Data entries

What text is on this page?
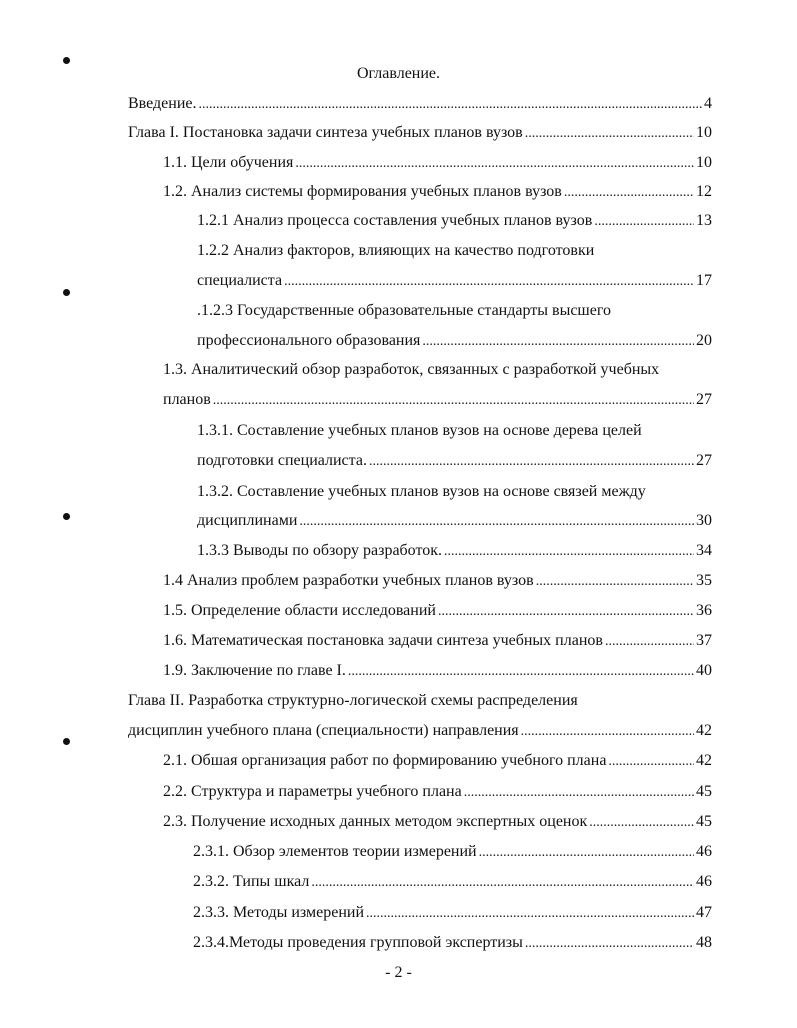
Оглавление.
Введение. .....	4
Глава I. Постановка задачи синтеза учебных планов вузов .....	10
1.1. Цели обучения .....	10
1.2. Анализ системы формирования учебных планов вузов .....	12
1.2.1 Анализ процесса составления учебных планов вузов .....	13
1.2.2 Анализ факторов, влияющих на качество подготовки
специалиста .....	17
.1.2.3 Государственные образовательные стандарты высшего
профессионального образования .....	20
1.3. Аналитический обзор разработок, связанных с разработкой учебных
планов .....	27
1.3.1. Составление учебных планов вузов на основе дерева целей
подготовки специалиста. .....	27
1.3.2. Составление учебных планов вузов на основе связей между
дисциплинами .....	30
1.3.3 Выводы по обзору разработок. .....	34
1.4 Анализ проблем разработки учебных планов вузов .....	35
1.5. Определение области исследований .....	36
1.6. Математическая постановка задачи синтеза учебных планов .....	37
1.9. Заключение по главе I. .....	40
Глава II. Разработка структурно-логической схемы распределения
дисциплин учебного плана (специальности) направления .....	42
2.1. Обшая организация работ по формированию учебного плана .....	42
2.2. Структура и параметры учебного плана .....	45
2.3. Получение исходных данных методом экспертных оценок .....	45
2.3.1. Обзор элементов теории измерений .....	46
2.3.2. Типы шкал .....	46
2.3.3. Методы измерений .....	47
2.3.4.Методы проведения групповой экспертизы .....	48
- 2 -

▶ **YOUR GOAL**
Every entry should be returned exactly as written, minus the pictures.

▶ **RESPONSE TO THE EXERCISE**
What text is on this page?
Оглавление.
Введение. .....	4
Глава I. Постановка задачи синтеза учебных планов вузов .....	10
1.1. Цели обучения .....	10
1.2. Анализ системы формирования учебных планов вузов .....	12
1.2.1 Анализ процесса составления учебных планов вузов .....	13
1.2.2 Анализ факторов, влияющих на качество подготовки
специалиста .....	17
.1.2.3 Государственные образовательные стандарты высшего
профессионального образования .....	20
1.3. Аналитический обзор разработок, связанных с разработкой учебных
планов .....	27
1.3.1. Составление учебных планов вузов на основе дерева целей
подготовки специалиста. .....	27
1.3.2. Составление учебных планов вузов на основе связей между
дисциплинами .....	30
1.3.3 Выводы по обзору разработок. .....	34
1.4 Анализ проблем разработки учебных планов вузов .....	35
1.5. Определение области исследований .....	36
1.6. Математическая постановка задачи синтеза учебных планов .....	37
1.9. Заключение по главе I. .....	40
Глава II. Разработка структурно-логической схемы распределения
дисциплин учебного плана (специальности) направления .....	42
2.1. Обшая организация работ по формированию учебного плана .....	42
2.2. Структура и параметры учебного плана .....	45
2.3. Получение исходных данных методом экспертных оценок .....	45
2.3.1. Обзор элементов теории измерений .....	46
2.3.2. Типы шкал .....	46
2.3.3. Методы измерений .....	47
2.3.4.Методы проведения групповой экспертизы .....	48
- 2 -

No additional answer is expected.